Determine the number of lines holding the word "text"; answer with that number only.

========

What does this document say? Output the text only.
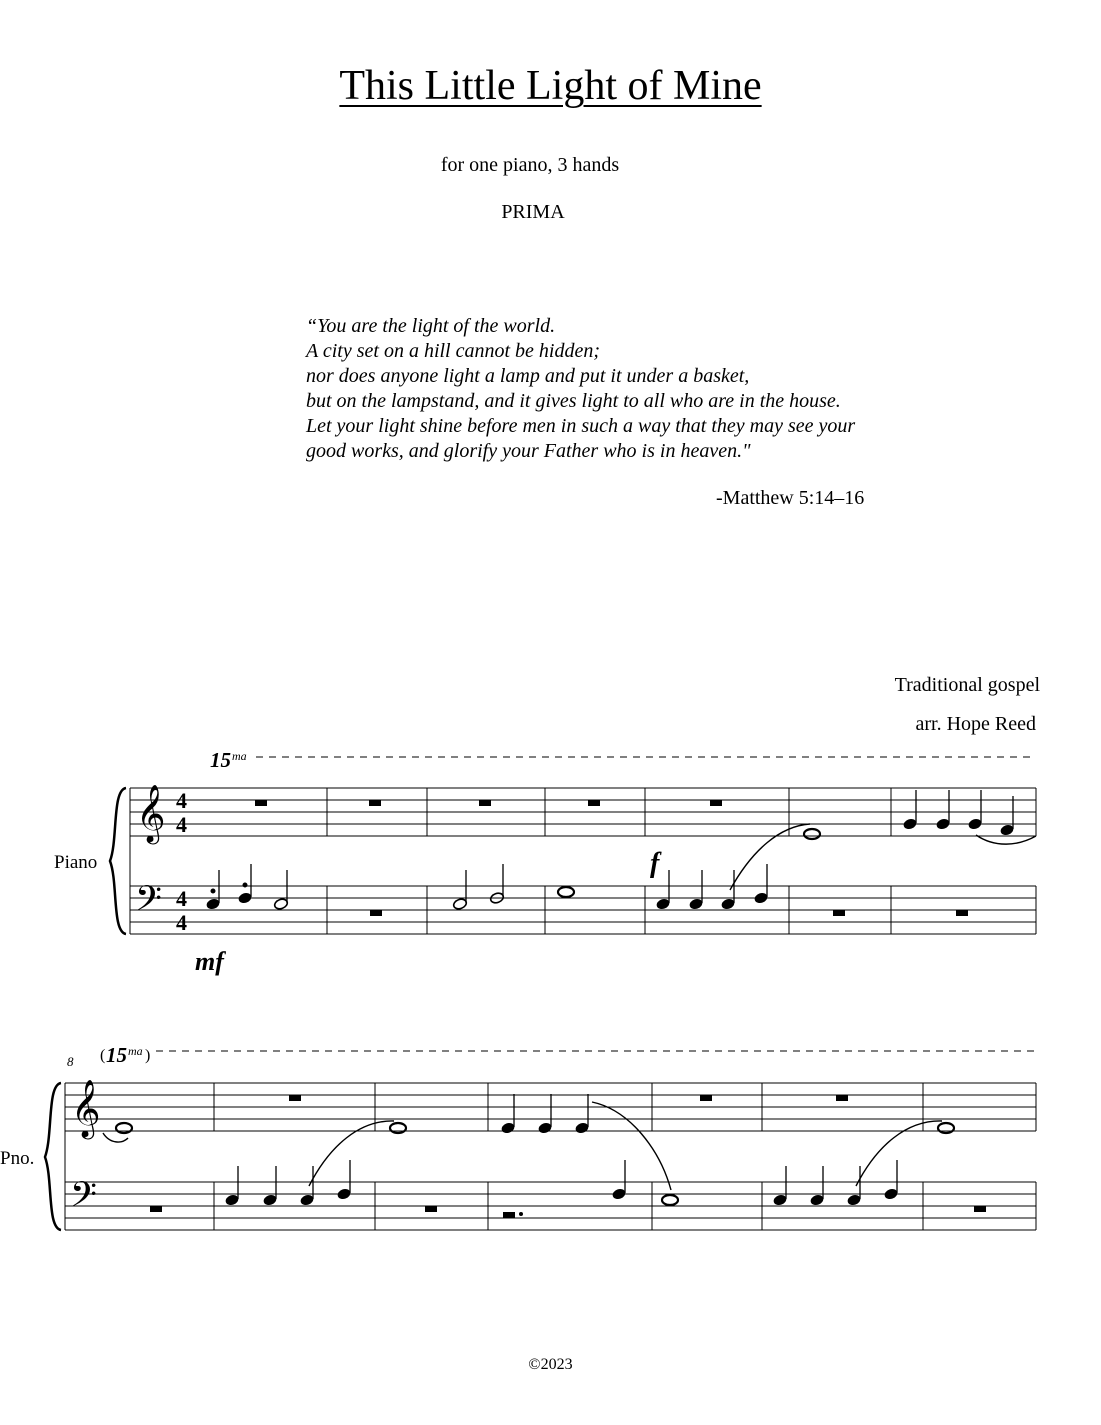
This Little Light of Mine
for one piano, 3 hands
PRIMA
“You are the light of the world.
A city set on a hill cannot be hidden;
nor does anyone light a lamp and put it under a basket,
but on the lampstand, and it gives light to all who are in the house.
Let your light shine before men in such a way that they may see your
good works, and glorify your Father who is in heaven."
-Matthew 5:14–16
Traditional gospel
arr. Hope Reed
𝄞
𝄢
𝄞
𝄢
4
4
4
4
Piano
Pno.
8
15 ma
( 15 ma )
mf
f
©2023
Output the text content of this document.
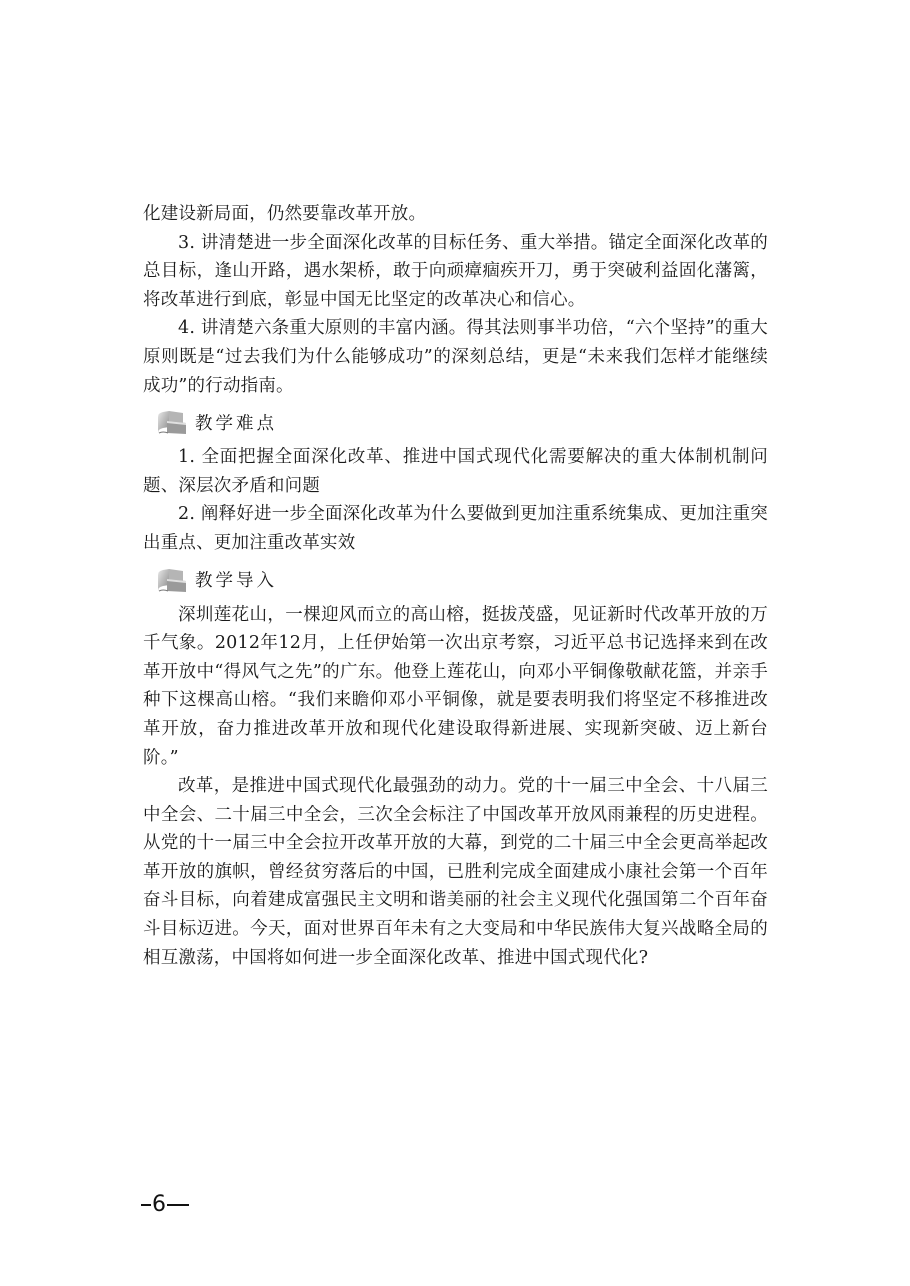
化建设新局面，仍然要靠改革开放。

3. 讲清楚进一步全面深化改革的目标任务、重大举措。锚定全面深化改革的总目标，逢山开路，遇水架桥，敢于向顽瘴痼疾开刀，勇于突破利益固化藩篱，将改革进行到底，彰显中国无比坚定的改革决心和信心。

4. 讲清楚六条重大原则的丰富内涵。得其法则事半功倍，“六个坚持”的重大原则既是“过去我们为什么能够成功”的深刻总结，更是“未来我们怎样才能继续成功”的行动指南。

教学难点

1. 全面把握全面深化改革、推进中国式现代化需要解决的重大体制机制问题、深层次矛盾和问题

2. 阐释好进一步全面深化改革为什么要做到更加注重系统集成、更加注重突出重点、更加注重改革实效

教学导入

深圳莲花山，一棵迎风而立的高山榕，挺拔茂盛，见证新时代改革开放的万千气象。2012年12月，上任伊始第一次出京考察，习近平总书记选择来到在改革开放中“得风气之先”的广东。他登上莲花山，向邓小平铜像敬献花篮，并亲手种下这棵高山榕。“我们来瞻仰邓小平铜像，就是要表明我们将坚定不移推进改革开放，奋力推进改革开放和现代化建设取得新进展、实现新突破、迈上新台阶。”

改革，是推进中国式现代化最强劲的动力。党的十一届三中全会、十八届三中全会、二十届三中全会，三次全会标注了中国改革开放风雨兼程的历史进程。从党的十一届三中全会拉开改革开放的大幕，到党的二十届三中全会更高举起改革开放的旗帜，曾经贫穷落后的中国，已胜利完成全面建成小康社会第一个百年奋斗目标，向着建成富强民主文明和谐美丽的社会主义现代化强国第二个百年奋斗目标迈进。今天，面对世界百年未有之大变局和中华民族伟大复兴战略全局的相互激荡，中国将如何进一步全面深化改革、推进中国式现代化?

6
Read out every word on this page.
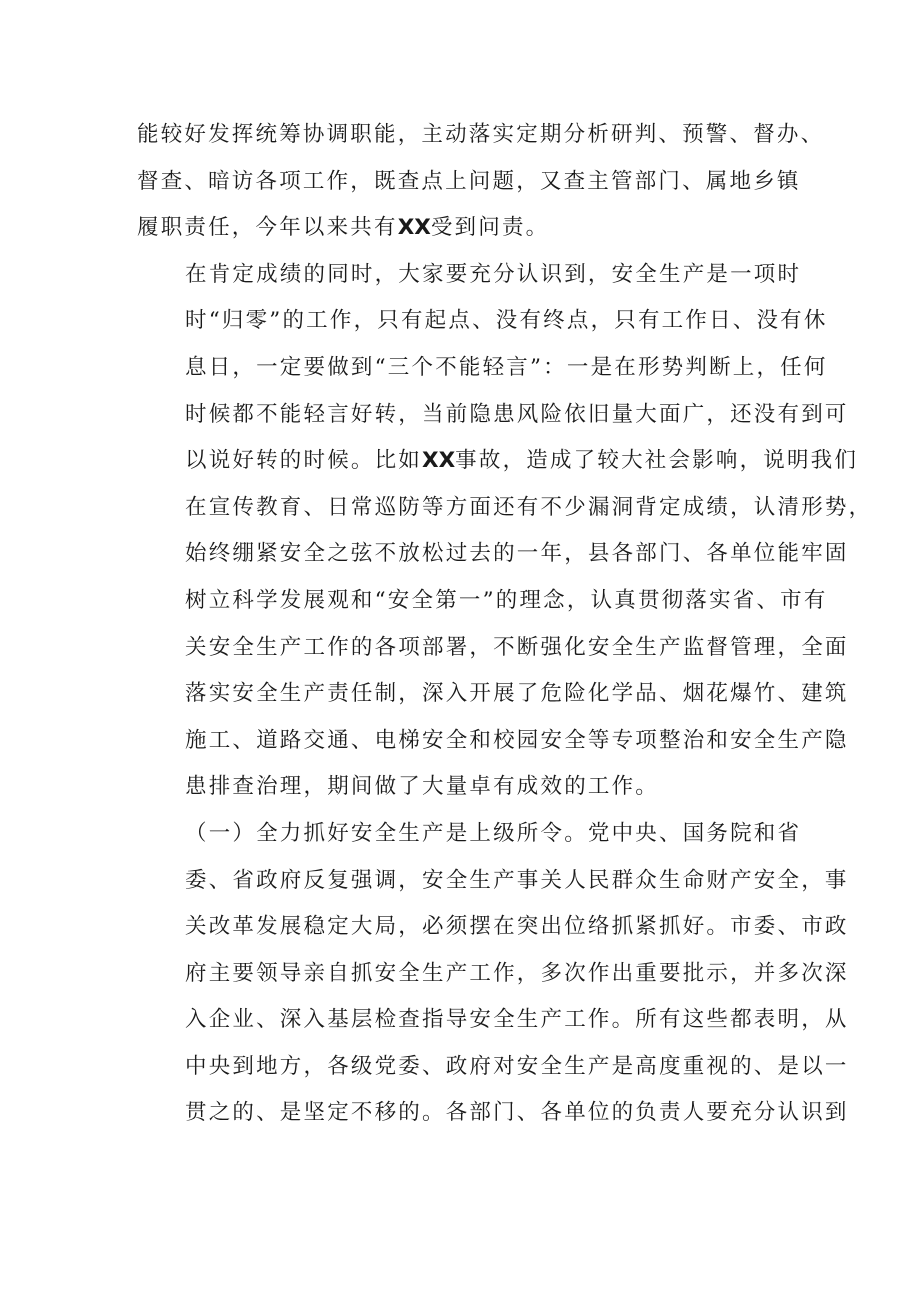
能较好发挥统筹协调职能，主动落实定期分析研判、预警、督办、
督查、暗访各项工作，既查点上问题，又查主管部门、属地乡镇
履职责任，今年以来共有XX受到问责。
在肯定成绩的同时，大家要充分认识到，安全生产是一项时
时“归零”的工作，只有起点、没有终点，只有工作日、没有休
息日，一定要做到“三个不能轻言”：一是在形势判断上，任何
时候都不能轻言好转，当前隐患风险依旧量大面广，还没有到可
以说好转的时候。比如XX事故，造成了较大社会影响，说明我们
在宣传教育、日常巡防等方面还有不少漏洞背定成绩，认清形势，
始终绷紧安全之弦不放松过去的一年，县各部门、各单位能牢固
树立科学发展观和“安全第一”的理念，认真贯彻落实省、市有
关安全生产工作的各项部署，不断强化安全生产监督管理，全面
落实安全生产责任制，深入开展了危险化学品、烟花爆竹、建筑
施工、道路交通、电梯安全和校园安全等专项整治和安全生产隐
患排查治理，期间做了大量卓有成效的工作。
（一）全力抓好安全生产是上级所令。党中央、国务院和省
委、省政府反复强调，安全生产事关人民群众生命财产安全，事
关改革发展稳定大局，必须摆在突出位络抓紧抓好。市委、市政
府主要领导亲自抓安全生产工作，多次作出重要批示，并多次深
入企业、深入基层检查指导安全生产工作。所有这些都表明，从
中央到地方，各级党委、政府对安全生产是高度重视的、是以一
贯之的、是坚定不移的。各部门、各单位的负责人要充分认识到
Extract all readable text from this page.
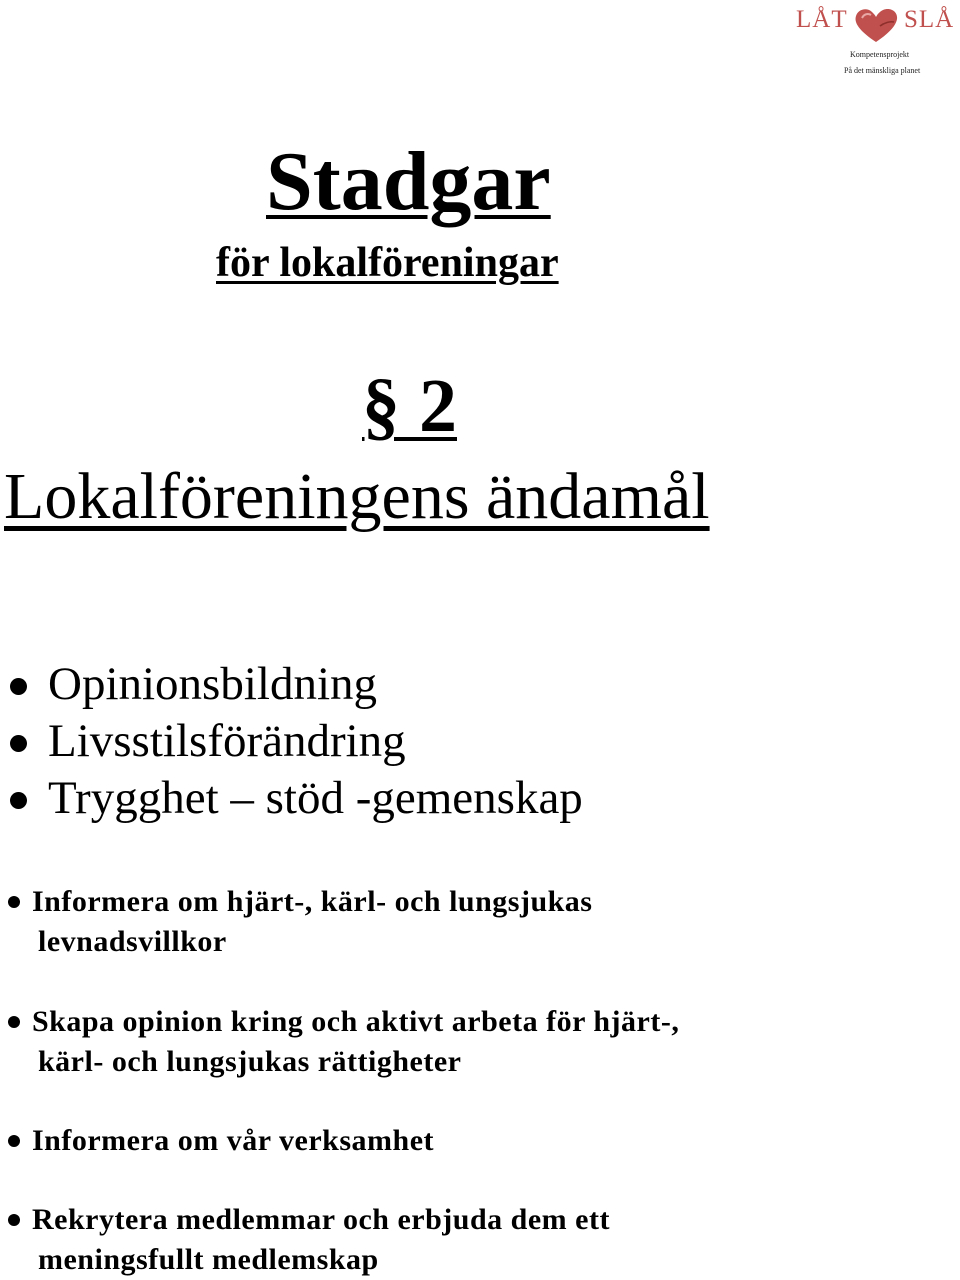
LÅT SLÅ
Kompetensprojekt
På det mänskliga planet
Stadgar
för lokalföreningar
§ 2
Lokalföreningens ändamål
Opinionsbildning
Livsstilsförändring
Trygghet – stöd -gemenskap
Informera om hjärt-, kärl- och lungsjukas
levnadsvillkor
Skapa opinion kring och aktivt arbeta för hjärt-,
kärl- och lungsjukas rättigheter
Informera om vår verksamhet
Rekrytera medlemmar och erbjuda dem ett
meningsfullt medlemskap
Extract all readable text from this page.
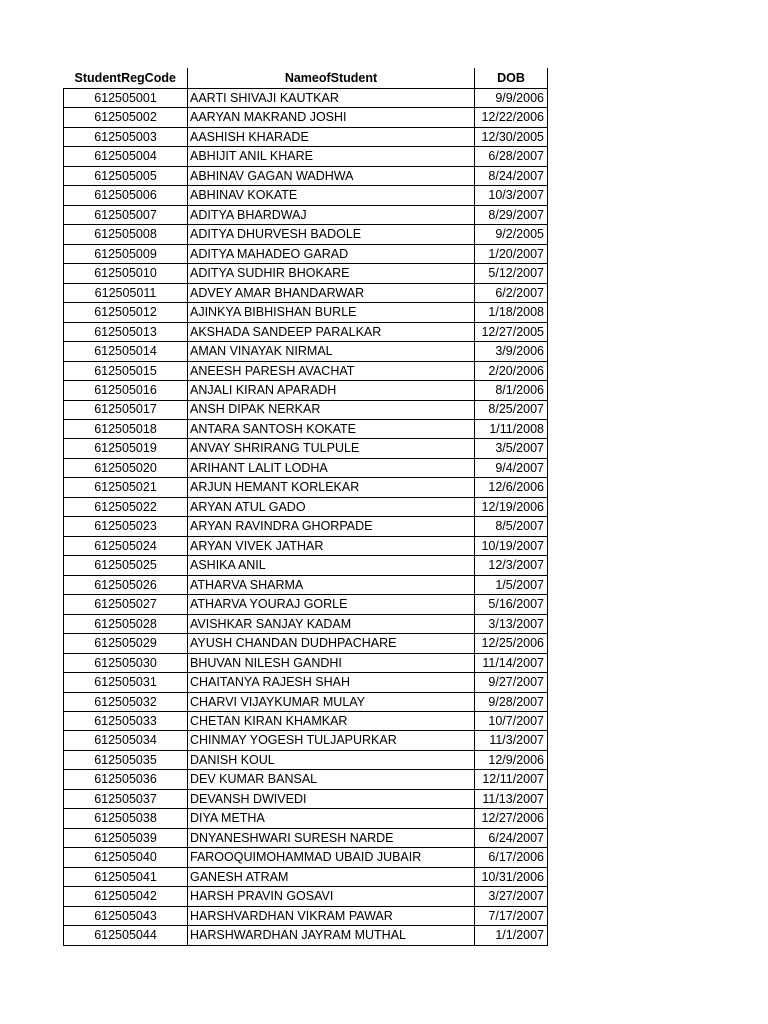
StudentRegCode	NameofStudent	DOB
612505001	AARTI SHIVAJI KAUTKAR	9/9/2006
612505002	AARYAN MAKRAND JOSHI	12/22/2006
612505003	AASHISH KHARADE	12/30/2005
612505004	ABHIJIT ANIL KHARE	6/28/2007
612505005	ABHINAV GAGAN WADHWA	8/24/2007
612505006	ABHINAV KOKATE	10/3/2007
612505007	ADITYA BHARDWAJ	8/29/2007
612505008	ADITYA DHURVESH BADOLE	9/2/2005
612505009	ADITYA MAHADEO GARAD	1/20/2007
612505010	ADITYA SUDHIR BHOKARE	5/12/2007
612505011	ADVEY AMAR BHANDARWAR	6/2/2007
612505012	AJINKYA BIBHISHAN BURLE	1/18/2008
612505013	AKSHADA SANDEEP PARALKAR	12/27/2005
612505014	AMAN VINAYAK NIRMAL	3/9/2006
612505015	ANEESH PARESH AVACHAT	2/20/2006
612505016	ANJALI KIRAN APARADH	8/1/2006
612505017	ANSH DIPAK NERKAR	8/25/2007
612505018	ANTARA SANTOSH KOKATE	1/11/2008
612505019	ANVAY SHRIRANG TULPULE	3/5/2007
612505020	ARIHANT LALIT LODHA	9/4/2007
612505021	ARJUN HEMANT KORLEKAR	12/6/2006
612505022	ARYAN ATUL GADO	12/19/2006
612505023	ARYAN RAVINDRA GHORPADE	8/5/2007
612505024	ARYAN VIVEK JATHAR	10/19/2007
612505025	ASHIKA ANIL	12/3/2007
612505026	ATHARVA SHARMA	1/5/2007
612505027	ATHARVA YOURAJ GORLE	5/16/2007
612505028	AVISHKAR SANJAY KADAM	3/13/2007
612505029	AYUSH CHANDAN DUDHPACHARE	12/25/2006
612505030	BHUVAN NILESH GANDHI	11/14/2007
612505031	CHAITANYA RAJESH SHAH	9/27/2007
612505032	CHARVI VIJAYKUMAR MULAY	9/28/2007
612505033	CHETAN KIRAN KHAMKAR	10/7/2007
612505034	CHINMAY YOGESH TULJAPURKAR	11/3/2007
612505035	DANISH KOUL	12/9/2006
612505036	DEV KUMAR BANSAL	12/11/2007
612505037	DEVANSH DWIVEDI	11/13/2007
612505038	DIYA METHA	12/27/2006
612505039	DNYANESHWARI SURESH NARDE	6/24/2007
612505040	FAROOQUIMOHAMMAD UBAID JUBAIR	6/17/2006
612505041	GANESH ATRAM	10/31/2006
612505042	HARSH PRAVIN GOSAVI	3/27/2007
612505043	HARSHVARDHAN VIKRAM PAWAR	7/17/2007
612505044	HARSHWARDHAN JAYRAM MUTHAL	1/1/2007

========

▸ Solution below
4